Document extract:

The UAE bans any criticism of its leaders and any speech that could incite or encourage social unrest © Mena Today 

A United Arab Emirates (UAE) court on Wednesday sentenced 43 dissidents to life in prison for operating what it said was a Muslim Brotherhood group that aimed to commit attacks in the country, state news agency WAM reported.

Eleven others received lesser sentences and six companies were convicted of money laundering to support a terrorist organization, it added.

A human rights coalition, which includes Human Rights Watch, said the convictions followed a mass trial that was "fundamentally unfair" and called for them to be immediately overturned.

The UAE's media office did not immediately respond to a request for comment.

The verdict can be appealed before the UAE's Federal Supreme Court, WAM said.

Those convicted were members of the Justice and Dignity Committee, a local group of the Muslim Brotherhood, one of the Arab world's oldest and most influential Islamist movements which the UAE listed as a terrorist organization in 2014, WAM reported.

Data section:
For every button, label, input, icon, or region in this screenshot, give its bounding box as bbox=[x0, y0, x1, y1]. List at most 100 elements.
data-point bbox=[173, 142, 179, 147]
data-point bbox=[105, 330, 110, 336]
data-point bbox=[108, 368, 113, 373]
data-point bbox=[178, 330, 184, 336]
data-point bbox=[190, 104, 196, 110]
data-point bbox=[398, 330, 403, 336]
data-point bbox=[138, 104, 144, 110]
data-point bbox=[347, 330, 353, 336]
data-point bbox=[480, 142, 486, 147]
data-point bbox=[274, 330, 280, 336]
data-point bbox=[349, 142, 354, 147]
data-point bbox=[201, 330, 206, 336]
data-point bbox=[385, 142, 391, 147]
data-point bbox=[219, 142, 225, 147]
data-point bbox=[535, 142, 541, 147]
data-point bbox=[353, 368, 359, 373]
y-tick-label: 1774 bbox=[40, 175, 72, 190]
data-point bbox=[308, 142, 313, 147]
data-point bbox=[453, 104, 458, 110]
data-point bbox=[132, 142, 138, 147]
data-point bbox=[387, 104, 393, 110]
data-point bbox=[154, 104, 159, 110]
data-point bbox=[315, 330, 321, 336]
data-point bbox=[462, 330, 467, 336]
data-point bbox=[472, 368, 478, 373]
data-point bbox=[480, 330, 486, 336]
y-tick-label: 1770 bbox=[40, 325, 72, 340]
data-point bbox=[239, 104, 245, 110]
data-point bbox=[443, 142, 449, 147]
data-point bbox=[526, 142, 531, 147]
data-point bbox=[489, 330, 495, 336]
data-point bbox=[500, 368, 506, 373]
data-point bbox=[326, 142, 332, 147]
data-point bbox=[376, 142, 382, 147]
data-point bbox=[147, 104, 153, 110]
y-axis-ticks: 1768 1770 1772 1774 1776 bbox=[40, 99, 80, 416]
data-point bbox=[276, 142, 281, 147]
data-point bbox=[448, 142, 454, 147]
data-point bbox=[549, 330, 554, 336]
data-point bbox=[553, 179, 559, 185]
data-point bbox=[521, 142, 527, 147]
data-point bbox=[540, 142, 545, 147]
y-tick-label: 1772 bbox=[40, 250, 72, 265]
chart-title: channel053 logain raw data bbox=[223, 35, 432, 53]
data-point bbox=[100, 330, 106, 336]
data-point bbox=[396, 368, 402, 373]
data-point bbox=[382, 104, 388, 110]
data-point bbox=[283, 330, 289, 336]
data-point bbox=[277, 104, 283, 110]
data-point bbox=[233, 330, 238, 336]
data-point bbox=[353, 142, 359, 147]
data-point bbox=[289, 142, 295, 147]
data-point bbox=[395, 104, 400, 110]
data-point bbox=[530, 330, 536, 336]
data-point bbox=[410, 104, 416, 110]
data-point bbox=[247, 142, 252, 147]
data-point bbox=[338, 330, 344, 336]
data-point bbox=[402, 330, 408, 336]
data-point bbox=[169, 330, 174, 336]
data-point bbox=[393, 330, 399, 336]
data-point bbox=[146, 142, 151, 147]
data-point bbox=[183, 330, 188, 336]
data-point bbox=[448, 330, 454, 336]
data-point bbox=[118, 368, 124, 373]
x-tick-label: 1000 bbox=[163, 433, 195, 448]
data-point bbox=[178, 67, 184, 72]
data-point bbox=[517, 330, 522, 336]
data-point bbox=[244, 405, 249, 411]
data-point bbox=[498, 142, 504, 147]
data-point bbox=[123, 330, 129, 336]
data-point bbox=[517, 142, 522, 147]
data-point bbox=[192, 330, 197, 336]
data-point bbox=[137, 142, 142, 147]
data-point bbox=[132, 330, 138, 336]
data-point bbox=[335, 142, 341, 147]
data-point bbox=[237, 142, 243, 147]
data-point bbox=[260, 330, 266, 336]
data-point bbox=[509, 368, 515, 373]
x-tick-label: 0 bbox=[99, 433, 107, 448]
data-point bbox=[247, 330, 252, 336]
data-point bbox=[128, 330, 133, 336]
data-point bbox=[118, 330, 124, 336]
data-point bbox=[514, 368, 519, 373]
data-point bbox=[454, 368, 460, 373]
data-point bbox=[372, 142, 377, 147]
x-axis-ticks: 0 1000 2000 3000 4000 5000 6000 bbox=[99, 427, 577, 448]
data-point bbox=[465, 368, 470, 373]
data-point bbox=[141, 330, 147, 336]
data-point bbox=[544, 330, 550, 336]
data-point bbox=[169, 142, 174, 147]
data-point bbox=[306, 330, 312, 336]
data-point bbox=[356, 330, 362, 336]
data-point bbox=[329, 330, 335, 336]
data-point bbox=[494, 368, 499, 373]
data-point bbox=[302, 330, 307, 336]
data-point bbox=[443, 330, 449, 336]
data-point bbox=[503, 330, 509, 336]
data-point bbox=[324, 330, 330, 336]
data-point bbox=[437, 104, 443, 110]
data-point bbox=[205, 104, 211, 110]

Tasks and exercises:
(a) Copy the listing word for word, starting at its first line and ending at the line that contains "data-point bbox=[349, 142, 354, 147]", including both of those lines.
(b) Resume the news report on the UAE court's sentencing of 43 dissidents, writing on from its last sentence.
The news report and the listing are separate, unrelated material.

Answers for the exercise:
(a)
For every button, label, input, icon, or region in this screenshot, give its bounding box as bbox=[x0, y0, x1, y1]. List at most 100 elements.
data-point bbox=[173, 142, 179, 147]
data-point bbox=[105, 330, 110, 336]
data-point bbox=[108, 368, 113, 373]
data-point bbox=[178, 330, 184, 336]
data-point bbox=[190, 104, 196, 110]
data-point bbox=[398, 330, 403, 336]
data-point bbox=[138, 104, 144, 110]
data-point bbox=[347, 330, 353, 336]
data-point bbox=[480, 142, 486, 147]
data-point bbox=[274, 330, 280, 336]
data-point bbox=[349, 142, 354, 147]

(b)
They "worked to create and replicate violent events in the country, similar to what has occurred in other Arab states," including protests and clashes with security forces, WAM said, citing the court, without specifying their plans.

"These over-the-top long sentences make a mockery of justice and are another nail in the coffin for the UAE's nascent civil society," Joey Shea, Human Rights Watch's UAE researcher, said in a statement.

"The UAE has dragged scores of its most dedicated human rights defenders and civil society members through a shamelessly unfair trial riddled with due process violations and torture allegations."

The Emirates Detainees Advocacy Center said those convicted had already been convicted in 2013 for their involvement with the group, raising concern that the UAE is trying people twice for the same offense, a principle known as double jeopardy.